INFORMATION GIVEN Start Marker
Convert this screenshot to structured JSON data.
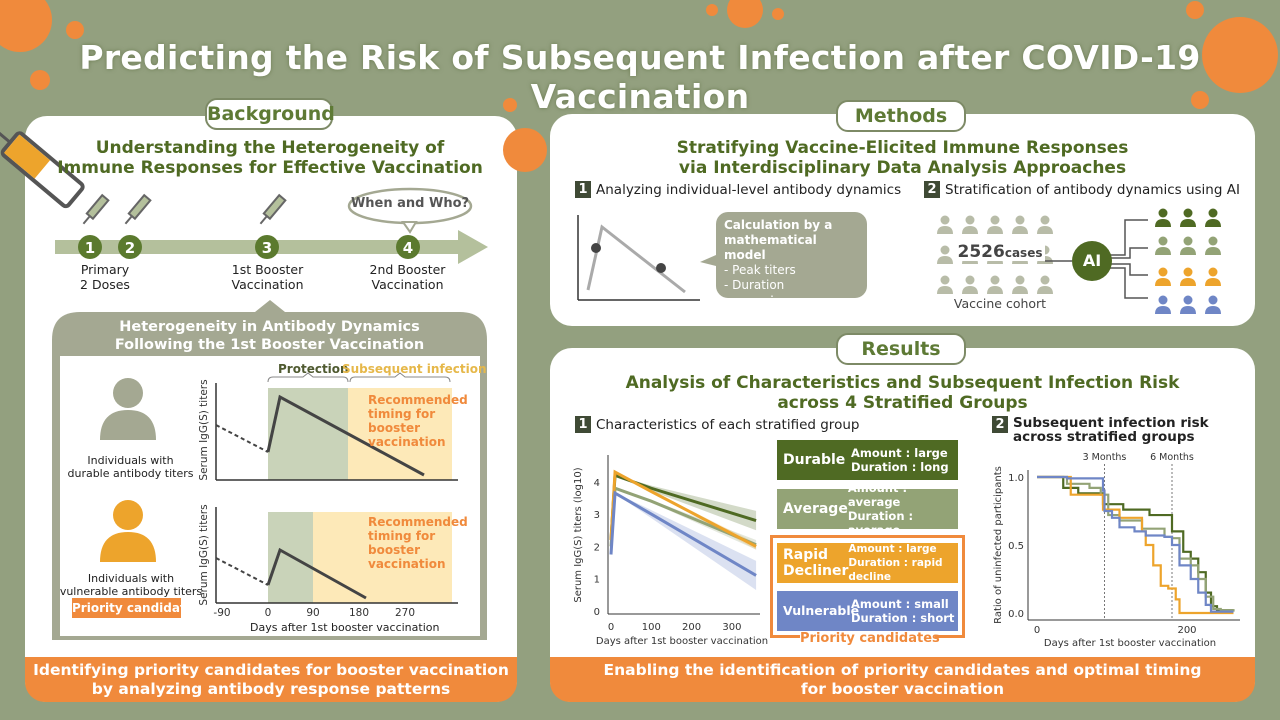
{
  "title": "Predicting the Risk of Subsequent Infection after COVID-19 Vaccination",
  "colors": {
    "background": "#93a07f",
    "dark_green": "#4f6a23",
    "light_green": "#93a376",
    "orange": "#f08a3c",
    "amber": "#eda42c",
    "blue": "#6f86c6",
    "gray": "#a4a892"
  },
  "background": {
    "pill": "Background",
    "heading_1": "Understanding the Heterogeneity of",
    "heading_2": "Immune Responses for Effective Vaccination",
    "timeline": [
      {
        "num": "1",
        "label": ""
      },
      {
        "num": "2",
        "label": ""
      },
      {
        "num": "3",
        "label": "1st Booster\nVaccination"
      },
      {
        "num": "4",
        "label": "2nd Booster\nVaccination"
      }
    ],
    "primary_label": "Primary\n2 Doses",
    "question": "When and Who?",
    "box_title_1": "Heterogeneity in Antibody Dynamics",
    "box_title_2": "Following the 1st Booster Vaccination",
    "protection": "Protection",
    "subsequent_infection": "Subsequent infection",
    "durable_label": "Individuals with\ndurable antibody titers",
    "vulnerable_label": "Individuals with\nvulnerable antibody titers",
    "priority": "Priority candidates",
    "recommended": "Recommended\ntiming for\nbooster\nvaccination",
    "ylabel": "Serum IgG(S) titers",
    "xticks": [
      "-90",
      "0",
      "90",
      "180",
      "270"
    ],
    "xlabel": "Days after 1st booster vaccination",
    "footer": "Identifying priority candidates for booster vaccination\nby analyzing antibody response patterns"
  },
  "methods": {
    "pill": "Methods",
    "heading_1": "Stratifying Vaccine-Elicited Immune Responses",
    "heading_2": "via Interdisciplinary Data Analysis Approaches",
    "step1_num": "1",
    "step1": "Analyzing individual-level antibody dynamics",
    "bubble_title": "Calculation by a\nmathematical model",
    "bubble_items": [
      "- Peak titers",
      "- Duration",
      "⋮"
    ],
    "step2_num": "2",
    "step2": "Stratification of antibody dynamics using AI",
    "cases_num": "2526",
    "cases_unit": "cases",
    "cohort": "Vaccine cohort",
    "ai": "AI"
  },
  "results": {
    "pill": "Results",
    "heading_1": "Analysis of Characteristics and Subsequent Infection Risk",
    "heading_2": "across 4 Stratified Groups",
    "step1_num": "1",
    "step1": "Characteristics of each stratified group",
    "step2_num": "2",
    "step2": "Subsequent infection risk\nacross stratified groups",
    "groups": [
      {
        "name": "Durable",
        "amount": "Amount  : large",
        "duration": "Duration : long"
      },
      {
        "name": "Average",
        "amount": "Amount  : average",
        "duration": "Duration : average"
      },
      {
        "name": "Rapid\nDecliner",
        "amount": "Amount : large",
        "duration": "Duration : rapid decline"
      },
      {
        "name": "Vulnerable",
        "amount": "Amount  : small",
        "duration": "Duration : short"
      }
    ],
    "priority": "Priority candidates",
    "footer": "Enabling the identification of priority candidates and optimal timing\nfor booster vaccination"
  },
  "chart_data": [
    {
      "type": "line",
      "title": "Characteristics of each stratified group",
      "xlabel": "Days after 1st booster vaccination",
      "ylabel": "Serum IgG(S) titers (log10)",
      "xlim": [
        0,
        370
      ],
      "ylim": [
        0,
        4.5
      ],
      "xticks": [
        "0",
        "100",
        "200",
        "300"
      ],
      "yticks": [
        "0",
        "1",
        "2",
        "3",
        "4"
      ],
      "series": [
        {
          "name": "Durable",
          "color": "#4f6a23",
          "points": [
            [
              0,
              2.2
            ],
            [
              10,
              4.2
            ],
            [
              100,
              3.8
            ],
            [
              360,
              2.8
            ]
          ],
          "band": 0.3
        },
        {
          "name": "Average",
          "color": "#93a376",
          "points": [
            [
              0,
              2.0
            ],
            [
              10,
              3.8
            ],
            [
              100,
              3.4
            ],
            [
              360,
              2.05
            ]
          ],
          "band": 0.15
        },
        {
          "name": "Rapid Decliner",
          "color": "#eda42c",
          "points": [
            [
              0,
              2.2
            ],
            [
              10,
              4.3
            ],
            [
              100,
              3.7
            ],
            [
              360,
              2.0
            ]
          ],
          "band": 0.1
        },
        {
          "name": "Vulnerable",
          "color": "#6f86c6",
          "points": [
            [
              0,
              1.75
            ],
            [
              10,
              3.65
            ],
            [
              100,
              3.0
            ],
            [
              360,
              1.1
            ]
          ],
          "band": 0.45
        }
      ]
    },
    {
      "type": "line",
      "title": "Subsequent infection risk across stratified groups",
      "xlabel": "Days after 1st booster vaccination",
      "ylabel": "Ratio of uninfected participants",
      "xlim": [
        0,
        270
      ],
      "ylim": [
        0,
        1
      ],
      "xticks": [
        "0",
        "200"
      ],
      "yticks": [
        "0.0",
        "0.5",
        "1.0"
      ],
      "annotations": [
        {
          "x": 90,
          "label": "3 Months"
        },
        {
          "x": 180,
          "label": "6 Months"
        }
      ],
      "series": [
        {
          "name": "Durable",
          "color": "#4f6a23",
          "points": [
            [
              0,
              1
            ],
            [
              35,
              1
            ],
            [
              35,
              0.92
            ],
            [
              55,
              0.92
            ],
            [
              55,
              0.88
            ],
            [
              85,
              0.88
            ],
            [
              88,
              0.8
            ],
            [
              115,
              0.8
            ],
            [
              115,
              0.76
            ],
            [
              150,
              0.72
            ],
            [
              175,
              0.72
            ],
            [
              180,
              0.6
            ],
            [
              195,
              0.45
            ],
            [
              205,
              0.4
            ],
            [
              215,
              0.3
            ],
            [
              225,
              0.15
            ],
            [
              232,
              0.05
            ],
            [
              240,
              0.02
            ],
            [
              262,
              0.02
            ]
          ]
        },
        {
          "name": "Average",
          "color": "#93a376",
          "points": [
            [
              0,
              1
            ],
            [
              35,
              1
            ],
            [
              40,
              0.95
            ],
            [
              70,
              0.92
            ],
            [
              85,
              0.87
            ],
            [
              95,
              0.72
            ],
            [
              110,
              0.68
            ],
            [
              140,
              0.62
            ],
            [
              170,
              0.56
            ],
            [
              180,
              0.55
            ],
            [
              190,
              0.4
            ],
            [
              205,
              0.35
            ],
            [
              215,
              0.25
            ],
            [
              225,
              0.12
            ],
            [
              235,
              0.03
            ],
            [
              245,
              0.02
            ],
            [
              262,
              0.01
            ]
          ]
        },
        {
          "name": "Rapid Decliner",
          "color": "#eda42c",
          "points": [
            [
              0,
              1
            ],
            [
              40,
              1
            ],
            [
              45,
              0.87
            ],
            [
              85,
              0.87
            ],
            [
              88,
              0.76
            ],
            [
              105,
              0.76
            ],
            [
              110,
              0.7
            ],
            [
              140,
              0.6
            ],
            [
              145,
              0.5
            ],
            [
              155,
              0.35
            ],
            [
              165,
              0.2
            ],
            [
              175,
              0.18
            ],
            [
              185,
              0.1
            ],
            [
              190,
              0
            ],
            [
              262,
              0
            ]
          ]
        },
        {
          "name": "Vulnerable",
          "color": "#6f86c6",
          "points": [
            [
              0,
              1
            ],
            [
              35,
              1
            ],
            [
              40,
              0.99
            ],
            [
              80,
              0.99
            ],
            [
              88,
              0.9
            ],
            [
              90,
              0.75
            ],
            [
              100,
              0.7
            ],
            [
              110,
              0.63
            ],
            [
              130,
              0.6
            ],
            [
              145,
              0.57
            ],
            [
              170,
              0.56
            ],
            [
              180,
              0.5
            ],
            [
              190,
              0.35
            ],
            [
              205,
              0.25
            ],
            [
              215,
              0.15
            ],
            [
              225,
              0.06
            ],
            [
              232,
              0.01
            ],
            [
              262,
              0.01
            ]
          ]
        }
      ]
    }
  ]
}
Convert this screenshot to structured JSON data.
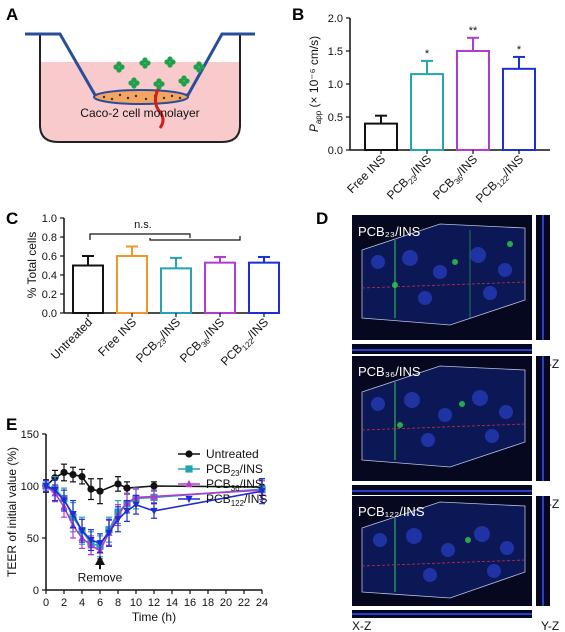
{
  "panels": {
    "A": {
      "letter": "A",
      "label": "Caco-2 cell monolayer"
    },
    "B": {
      "letter": "B"
    },
    "C": {
      "letter": "C"
    },
    "D": {
      "letter": "D",
      "image_titles": [
        "PCB₂₃/INS",
        "PCB₃₆/INS",
        "PCB₁₂₂/INS"
      ],
      "side_labels": {
        "xz": "X-Z",
        "yz": "Y-Z"
      }
    },
    "E": {
      "letter": "E",
      "annotation": "Remove"
    }
  },
  "colors": {
    "black": "#111111",
    "teal": "#26a3b3",
    "purple": "#b13bd0",
    "blue": "#1d2fd0",
    "orange": "#f0962a",
    "red": "#e02a2a",
    "pink": "#f6b8bb",
    "green": "#1fa04a"
  },
  "chart_data": [
    {
      "id": "B",
      "type": "bar",
      "categories": [
        "Free INS",
        "PCB23/INS",
        "PCB36/INS",
        "PCB122/INS"
      ],
      "values": [
        0.4,
        1.15,
        1.5,
        1.23
      ],
      "errors": [
        0.12,
        0.2,
        0.2,
        0.18
      ],
      "significance": [
        "",
        "*",
        "**",
        "*"
      ],
      "ylabel": "Papp (× 10⁻⁶ cm/s)",
      "ylim": [
        0,
        2.0
      ],
      "yticks": [
        "0.0",
        "0.5",
        "1.0",
        "1.5",
        "2.0"
      ],
      "bar_colors": [
        "#111111",
        "#26a3b3",
        "#b13bd0",
        "#1d2fd0"
      ]
    },
    {
      "id": "C",
      "type": "bar",
      "categories": [
        "Untreated",
        "Free INS",
        "PCB23/INS",
        "PCB36/INS",
        "PCB122/INS"
      ],
      "values": [
        0.5,
        0.6,
        0.47,
        0.53,
        0.53
      ],
      "errors": [
        0.1,
        0.1,
        0.11,
        0.06,
        0.06
      ],
      "ylabel": "% Total cells",
      "ylim": [
        0,
        1.0
      ],
      "yticks": [
        "0.0",
        "0.2",
        "0.4",
        "0.6",
        "0.8",
        "1.0"
      ],
      "annotation": "n.s.",
      "bar_colors": [
        "#111111",
        "#f0962a",
        "#26a3b3",
        "#b13bd0",
        "#1d2fd0"
      ]
    },
    {
      "id": "E",
      "type": "line",
      "xlabel": "Time (h)",
      "ylabel": "TEER of initial value (%)",
      "xlim": [
        0,
        24
      ],
      "ylim": [
        0,
        150
      ],
      "xticks": [
        "0",
        "2",
        "4",
        "6",
        "8",
        "10",
        "12",
        "14",
        "16",
        "18",
        "20",
        "22",
        "24"
      ],
      "yticks": [
        "0",
        "50",
        "100",
        "150"
      ],
      "legend_position": "top-right",
      "series": [
        {
          "name": "Untreated",
          "color": "#111111",
          "marker": "circle",
          "x": [
            0,
            1,
            2,
            3,
            4,
            5,
            6,
            8,
            9,
            12,
            24
          ],
          "y": [
            100,
            108,
            113,
            111,
            109,
            97,
            95,
            102,
            98,
            100,
            99
          ],
          "err": [
            6,
            7,
            8,
            7,
            7,
            10,
            12,
            7,
            6,
            4,
            8
          ]
        },
        {
          "name": "PCB23/INS",
          "color": "#26a3b3",
          "marker": "square",
          "x": [
            0,
            1,
            2,
            3,
            4,
            5,
            6,
            7,
            8,
            9,
            10,
            12,
            24
          ],
          "y": [
            100,
            97,
            88,
            70,
            57,
            45,
            42,
            58,
            75,
            83,
            88,
            89,
            97
          ],
          "err": [
            5,
            12,
            10,
            14,
            13,
            11,
            10,
            12,
            11,
            9,
            10,
            6,
            10
          ]
        },
        {
          "name": "PCB36/INS",
          "color": "#b13bd0",
          "marker": "triangle-up",
          "x": [
            0,
            1,
            2,
            3,
            4,
            5,
            6,
            7,
            8,
            9,
            10,
            12,
            24
          ],
          "y": [
            100,
            93,
            80,
            62,
            50,
            43,
            38,
            55,
            72,
            84,
            89,
            90,
            96
          ],
          "err": [
            5,
            8,
            10,
            12,
            10,
            9,
            8,
            12,
            10,
            9,
            8,
            6,
            9
          ]
        },
        {
          "name": "PCB122/INS",
          "color": "#1d2fd0",
          "marker": "triangle-down",
          "x": [
            0,
            1,
            2,
            3,
            4,
            5,
            6,
            7,
            8,
            9,
            10,
            12,
            24
          ],
          "y": [
            100,
            96,
            86,
            73,
            57,
            48,
            45,
            55,
            68,
            76,
            82,
            76,
            95
          ],
          "err": [
            5,
            10,
            10,
            13,
            11,
            10,
            9,
            13,
            12,
            10,
            9,
            7,
            12
          ]
        }
      ]
    }
  ]
}
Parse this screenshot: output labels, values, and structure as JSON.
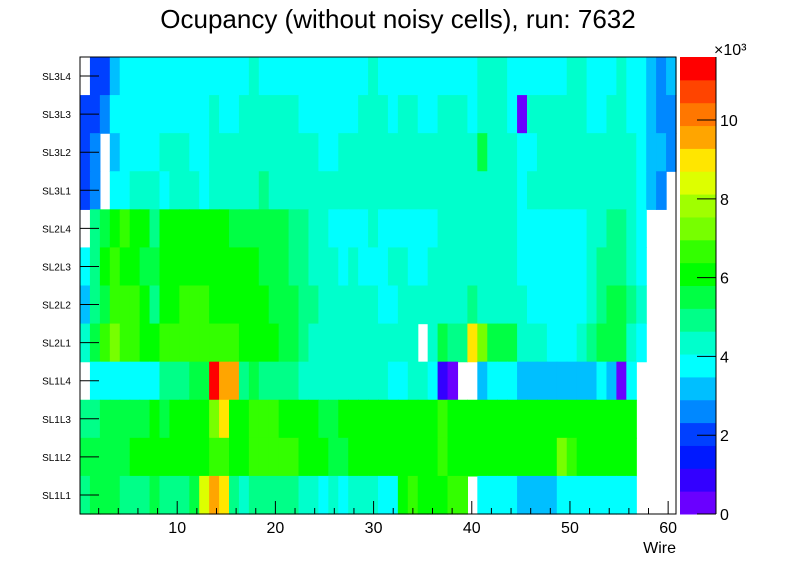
INFORMATION GIVEN End Marker
**WHAT NEEDS TO BE DONE**
Copy out each line of the data that holds the string "Characteristics".

**FINISHED TASK**
    "heading_1": "Analysis of Characteristics and Subsequent Infection Risk",
    "step1": "Characteristics of each stratified group",
      "title": "Characteristics of each stratified group",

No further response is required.